DESCRIPTION OF THE TASK —
Output the data below in full, character for character.

________________________________________

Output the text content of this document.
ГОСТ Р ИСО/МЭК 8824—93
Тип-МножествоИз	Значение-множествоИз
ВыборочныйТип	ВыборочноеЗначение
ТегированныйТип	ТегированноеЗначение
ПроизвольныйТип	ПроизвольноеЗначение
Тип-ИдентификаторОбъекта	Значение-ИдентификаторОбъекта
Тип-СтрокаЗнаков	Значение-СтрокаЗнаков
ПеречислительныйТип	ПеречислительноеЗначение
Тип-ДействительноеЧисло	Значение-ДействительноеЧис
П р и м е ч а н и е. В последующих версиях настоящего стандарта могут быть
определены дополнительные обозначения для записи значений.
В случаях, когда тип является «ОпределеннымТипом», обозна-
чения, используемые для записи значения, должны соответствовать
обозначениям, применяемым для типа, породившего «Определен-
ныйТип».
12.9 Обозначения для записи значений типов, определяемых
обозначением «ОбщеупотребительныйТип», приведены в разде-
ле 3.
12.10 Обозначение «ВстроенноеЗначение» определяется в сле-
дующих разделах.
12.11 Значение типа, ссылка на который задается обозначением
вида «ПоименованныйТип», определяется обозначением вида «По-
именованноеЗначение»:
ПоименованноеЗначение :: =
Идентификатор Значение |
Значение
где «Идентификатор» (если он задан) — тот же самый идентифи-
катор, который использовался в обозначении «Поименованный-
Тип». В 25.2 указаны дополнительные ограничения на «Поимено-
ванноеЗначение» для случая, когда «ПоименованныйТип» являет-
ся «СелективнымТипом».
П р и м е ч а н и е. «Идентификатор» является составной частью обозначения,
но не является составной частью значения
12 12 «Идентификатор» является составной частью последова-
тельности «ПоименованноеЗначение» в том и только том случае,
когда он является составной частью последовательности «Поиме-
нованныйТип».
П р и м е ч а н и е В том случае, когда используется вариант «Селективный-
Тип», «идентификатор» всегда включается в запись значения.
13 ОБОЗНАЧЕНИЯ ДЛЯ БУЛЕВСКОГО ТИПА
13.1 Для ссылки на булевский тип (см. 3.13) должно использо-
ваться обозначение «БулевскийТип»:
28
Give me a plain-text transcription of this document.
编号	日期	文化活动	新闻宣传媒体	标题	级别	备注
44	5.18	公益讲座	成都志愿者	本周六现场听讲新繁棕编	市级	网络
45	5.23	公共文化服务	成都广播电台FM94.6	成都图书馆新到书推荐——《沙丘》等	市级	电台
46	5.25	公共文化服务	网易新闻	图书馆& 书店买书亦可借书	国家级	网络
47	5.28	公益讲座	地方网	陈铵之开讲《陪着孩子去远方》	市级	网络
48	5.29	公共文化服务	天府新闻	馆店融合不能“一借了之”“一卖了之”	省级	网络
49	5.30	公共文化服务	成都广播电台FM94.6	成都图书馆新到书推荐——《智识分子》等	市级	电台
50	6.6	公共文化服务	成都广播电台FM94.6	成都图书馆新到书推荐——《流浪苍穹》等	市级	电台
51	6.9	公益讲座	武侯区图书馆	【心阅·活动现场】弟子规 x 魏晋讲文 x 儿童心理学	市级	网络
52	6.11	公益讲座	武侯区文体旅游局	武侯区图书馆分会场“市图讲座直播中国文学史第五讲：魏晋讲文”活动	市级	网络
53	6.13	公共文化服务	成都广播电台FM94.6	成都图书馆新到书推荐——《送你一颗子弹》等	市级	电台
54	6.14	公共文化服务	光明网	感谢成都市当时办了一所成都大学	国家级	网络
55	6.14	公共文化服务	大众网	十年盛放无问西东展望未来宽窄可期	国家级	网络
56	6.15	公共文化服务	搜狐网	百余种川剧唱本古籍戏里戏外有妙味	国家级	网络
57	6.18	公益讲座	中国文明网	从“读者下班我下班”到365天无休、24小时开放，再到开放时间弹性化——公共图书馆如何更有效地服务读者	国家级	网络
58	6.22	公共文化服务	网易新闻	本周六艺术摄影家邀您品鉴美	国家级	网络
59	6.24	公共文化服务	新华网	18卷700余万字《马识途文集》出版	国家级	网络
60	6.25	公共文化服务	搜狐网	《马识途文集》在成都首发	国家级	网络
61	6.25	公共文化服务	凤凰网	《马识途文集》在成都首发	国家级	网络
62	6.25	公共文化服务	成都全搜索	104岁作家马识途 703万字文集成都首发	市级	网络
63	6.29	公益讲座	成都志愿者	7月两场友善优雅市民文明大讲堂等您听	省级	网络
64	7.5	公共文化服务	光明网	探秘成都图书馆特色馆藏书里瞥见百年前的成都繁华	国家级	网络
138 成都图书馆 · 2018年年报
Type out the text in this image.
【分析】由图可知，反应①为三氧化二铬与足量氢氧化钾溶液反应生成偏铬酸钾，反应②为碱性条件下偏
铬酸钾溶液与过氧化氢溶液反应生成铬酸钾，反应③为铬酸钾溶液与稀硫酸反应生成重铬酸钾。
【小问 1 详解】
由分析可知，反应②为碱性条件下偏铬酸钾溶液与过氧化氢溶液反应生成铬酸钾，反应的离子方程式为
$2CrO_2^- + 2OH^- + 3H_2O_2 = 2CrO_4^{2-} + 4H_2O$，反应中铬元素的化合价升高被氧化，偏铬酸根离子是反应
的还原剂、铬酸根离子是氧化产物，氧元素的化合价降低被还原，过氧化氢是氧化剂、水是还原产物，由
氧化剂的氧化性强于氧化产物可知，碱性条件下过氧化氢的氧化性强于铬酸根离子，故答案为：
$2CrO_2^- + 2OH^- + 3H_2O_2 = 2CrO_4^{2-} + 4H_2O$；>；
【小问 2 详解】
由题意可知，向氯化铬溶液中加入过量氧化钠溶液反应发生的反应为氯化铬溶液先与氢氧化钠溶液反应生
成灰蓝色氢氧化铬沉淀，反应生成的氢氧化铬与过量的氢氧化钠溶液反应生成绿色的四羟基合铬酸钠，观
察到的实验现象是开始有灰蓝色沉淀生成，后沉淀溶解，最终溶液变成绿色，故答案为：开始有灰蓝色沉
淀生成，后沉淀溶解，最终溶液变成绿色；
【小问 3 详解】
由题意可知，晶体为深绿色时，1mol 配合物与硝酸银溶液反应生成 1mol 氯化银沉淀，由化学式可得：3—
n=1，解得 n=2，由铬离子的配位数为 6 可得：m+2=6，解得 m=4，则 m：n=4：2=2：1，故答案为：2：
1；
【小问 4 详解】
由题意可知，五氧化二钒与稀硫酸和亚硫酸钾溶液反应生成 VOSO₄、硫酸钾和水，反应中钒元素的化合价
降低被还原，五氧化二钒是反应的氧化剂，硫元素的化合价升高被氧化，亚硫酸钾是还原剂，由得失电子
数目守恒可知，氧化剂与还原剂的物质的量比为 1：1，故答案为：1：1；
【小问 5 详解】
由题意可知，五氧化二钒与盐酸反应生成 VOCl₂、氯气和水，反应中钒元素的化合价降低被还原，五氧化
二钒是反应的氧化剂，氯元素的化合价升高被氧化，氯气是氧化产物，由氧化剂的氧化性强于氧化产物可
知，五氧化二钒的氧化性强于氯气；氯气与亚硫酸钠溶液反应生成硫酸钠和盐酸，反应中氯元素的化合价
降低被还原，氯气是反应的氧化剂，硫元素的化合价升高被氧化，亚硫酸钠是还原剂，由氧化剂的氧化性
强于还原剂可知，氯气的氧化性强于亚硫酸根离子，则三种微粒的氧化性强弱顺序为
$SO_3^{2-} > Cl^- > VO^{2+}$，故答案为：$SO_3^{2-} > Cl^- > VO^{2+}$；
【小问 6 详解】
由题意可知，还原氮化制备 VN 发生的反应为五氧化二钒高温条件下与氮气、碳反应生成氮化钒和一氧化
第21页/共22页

________________________________________

THE COMPLETED TASK —
Output the text content of this document.
ГОСТ Р ИСО/МЭК 8824—93
Тип-МножествоИз	Значение-множествоИз
ВыборочныйТип	ВыборочноеЗначение
ТегированныйТип	ТегированноеЗначение
ПроизвольныйТип	ПроизвольноеЗначение
Тип-ИдентификаторОбъекта	Значение-ИдентификаторОбъекта
Тип-СтрокаЗнаков	Значение-СтрокаЗнаков
ПеречислительныйТип	ПеречислительноеЗначение
Тип-ДействительноеЧисло	Значение-ДействительноеЧис
П р и м е ч а н и е. В последующих версиях настоящего стандарта могут быть
определены дополнительные обозначения для записи значений.
В случаях, когда тип является «ОпределеннымТипом», обозна-
чения, используемые для записи значения, должны соответствовать
обозначениям, применяемым для типа, породившего «Определен-
ныйТип».
12.9 Обозначения для записи значений типов, определяемых
обозначением «ОбщеупотребительныйТип», приведены в разде-
ле 3.
12.10 Обозначение «ВстроенноеЗначение» определяется в сле-
дующих разделах.
12.11 Значение типа, ссылка на который задается обозначением
вида «ПоименованныйТип», определяется обозначением вида «По-
именованноеЗначение»:
ПоименованноеЗначение :: =
Идентификатор Значение |
Значение
где «Идентификатор» (если он задан) — тот же самый идентифи-
катор, который использовался в обозначении «Поименованный-
Тип». В 25.2 указаны дополнительные ограничения на «Поимено-
ванноеЗначение» для случая, когда «ПоименованныйТип» являет-
ся «СелективнымТипом».
П р и м е ч а н и е. «Идентификатор» является составной частью обозначения,
но не является составной частью значения
12 12 «Идентификатор» является составной частью последова-
тельности «ПоименованноеЗначение» в том и только том случае,
когда он является составной частью последовательности «Поиме-
нованныйТип».
П р и м е ч а н и е В том случае, когда используется вариант «Селективный-
Тип», «идентификатор» всегда включается в запись значения.
13 ОБОЗНАЧЕНИЯ ДЛЯ БУЛЕВСКОГО ТИПА
13.1 Для ссылки на булевский тип (см. 3.13) должно использо-
ваться обозначение «БулевскийТип»:
28
Give me a plain-text transcription of this document.
编号	日期	文化活动	新闻宣传媒体	标题	级别	备注
44	5.18	公益讲座	成都志愿者	本周六现场听讲新繁棕编	市级	网络
45	5.23	公共文化服务	成都广播电台FM94.6	成都图书馆新到书推荐——《沙丘》等	市级	电台
46	5.25	公共文化服务	网易新闻	图书馆& 书店买书亦可借书	国家级	网络
47	5.28	公益讲座	地方网	陈铵之开讲《陪着孩子去远方》	市级	网络
48	5.29	公共文化服务	天府新闻	馆店融合不能“一借了之”“一卖了之”	省级	网络
49	5.30	公共文化服务	成都广播电台FM94.6	成都图书馆新到书推荐——《智识分子》等	市级	电台
50	6.6	公共文化服务	成都广播电台FM94.6	成都图书馆新到书推荐——《流浪苍穹》等	市级	电台
51	6.9	公益讲座	武侯区图书馆	【心阅·活动现场】弟子规 x 魏晋讲文 x 儿童心理学	市级	网络
52	6.11	公益讲座	武侯区文体旅游局	武侯区图书馆分会场“市图讲座直播中国文学史第五讲：魏晋讲文”活动	市级	网络
53	6.13	公共文化服务	成都广播电台FM94.6	成都图书馆新到书推荐——《送你一颗子弹》等	市级	电台
54	6.14	公共文化服务	光明网	感谢成都市当时办了一所成都大学	国家级	网络
55	6.14	公共文化服务	大众网	十年盛放无问西东展望未来宽窄可期	国家级	网络
56	6.15	公共文化服务	搜狐网	百余种川剧唱本古籍戏里戏外有妙味	国家级	网络
57	6.18	公益讲座	中国文明网	从“读者下班我下班”到365天无休、24小时开放，再到开放时间弹性化——公共图书馆如何更有效地服务读者	国家级	网络
58	6.22	公共文化服务	网易新闻	本周六艺术摄影家邀您品鉴美	国家级	网络
59	6.24	公共文化服务	新华网	18卷700余万字《马识途文集》出版	国家级	网络
60	6.25	公共文化服务	搜狐网	《马识途文集》在成都首发	国家级	网络
61	6.25	公共文化服务	凤凰网	《马识途文集》在成都首发	国家级	网络
62	6.25	公共文化服务	成都全搜索	104岁作家马识途 703万字文集成都首发	市级	网络
63	6.29	公益讲座	成都志愿者	7月两场友善优雅市民文明大讲堂等您听	省级	网络
64	7.5	公共文化服务	光明网	探秘成都图书馆特色馆藏书里瞥见百年前的成都繁华	国家级	网络
138 成都图书馆 · 2018年年报
Type out the text in this image.
【分析】由图可知，反应①为三氧化二铬与足量氢氧化钾溶液反应生成偏铬酸钾，反应②为碱性条件下偏
铬酸钾溶液与过氧化氢溶液反应生成铬酸钾，反应③为铬酸钾溶液与稀硫酸反应生成重铬酸钾。
【小问 1 详解】
由分析可知，反应②为碱性条件下偏铬酸钾溶液与过氧化氢溶液反应生成铬酸钾，反应的离子方程式为
$2CrO_2^- + 2OH^- + 3H_2O_2 = 2CrO_4^{2-} + 4H_2O$，反应中铬元素的化合价升高被氧化，偏铬酸根离子是反应
的还原剂、铬酸根离子是氧化产物，氧元素的化合价降低被还原，过氧化氢是氧化剂、水是还原产物，由
氧化剂的氧化性强于氧化产物可知，碱性条件下过氧化氢的氧化性强于铬酸根离子，故答案为：
$2CrO_2^- + 2OH^- + 3H_2O_2 = 2CrO_4^{2-} + 4H_2O$；>；
【小问 2 详解】
由题意可知，向氯化铬溶液中加入过量氧化钠溶液反应发生的反应为氯化铬溶液先与氢氧化钠溶液反应生
成灰蓝色氢氧化铬沉淀，反应生成的氢氧化铬与过量的氢氧化钠溶液反应生成绿色的四羟基合铬酸钠，观
察到的实验现象是开始有灰蓝色沉淀生成，后沉淀溶解，最终溶液变成绿色，故答案为：开始有灰蓝色沉
淀生成，后沉淀溶解，最终溶液变成绿色；
【小问 3 详解】
由题意可知，晶体为深绿色时，1mol 配合物与硝酸银溶液反应生成 1mol 氯化银沉淀，由化学式可得：3—
n=1，解得 n=2，由铬离子的配位数为 6 可得：m+2=6，解得 m=4，则 m：n=4：2=2：1，故答案为：2：
1；
【小问 4 详解】
由题意可知，五氧化二钒与稀硫酸和亚硫酸钾溶液反应生成 VOSO₄、硫酸钾和水，反应中钒元素的化合价
降低被还原，五氧化二钒是反应的氧化剂，硫元素的化合价升高被氧化，亚硫酸钾是还原剂，由得失电子
数目守恒可知，氧化剂与还原剂的物质的量比为 1：1，故答案为：1：1；
【小问 5 详解】
由题意可知，五氧化二钒与盐酸反应生成 VOCl₂、氯气和水，反应中钒元素的化合价降低被还原，五氧化
二钒是反应的氧化剂，氯元素的化合价升高被氧化，氯气是氧化产物，由氧化剂的氧化性强于氧化产物可
知，五氧化二钒的氧化性强于氯气；氯气与亚硫酸钠溶液反应生成硫酸钠和盐酸，反应中氯元素的化合价
降低被还原，氯气是反应的氧化剂，硫元素的化合价升高被氧化，亚硫酸钠是还原剂，由氧化剂的氧化性
强于还原剂可知，氯气的氧化性强于亚硫酸根离子，则三种微粒的氧化性强弱顺序为
$SO_3^{2-} > Cl^- > VO^{2+}$，故答案为：$SO_3^{2-} > Cl^- > VO^{2+}$；
【小问 6 详解】
由题意可知，还原氮化制备 VN 发生的反应为五氧化二钒高温条件下与氮气、碳反应生成氮化钒和一氧化
第21页/共22页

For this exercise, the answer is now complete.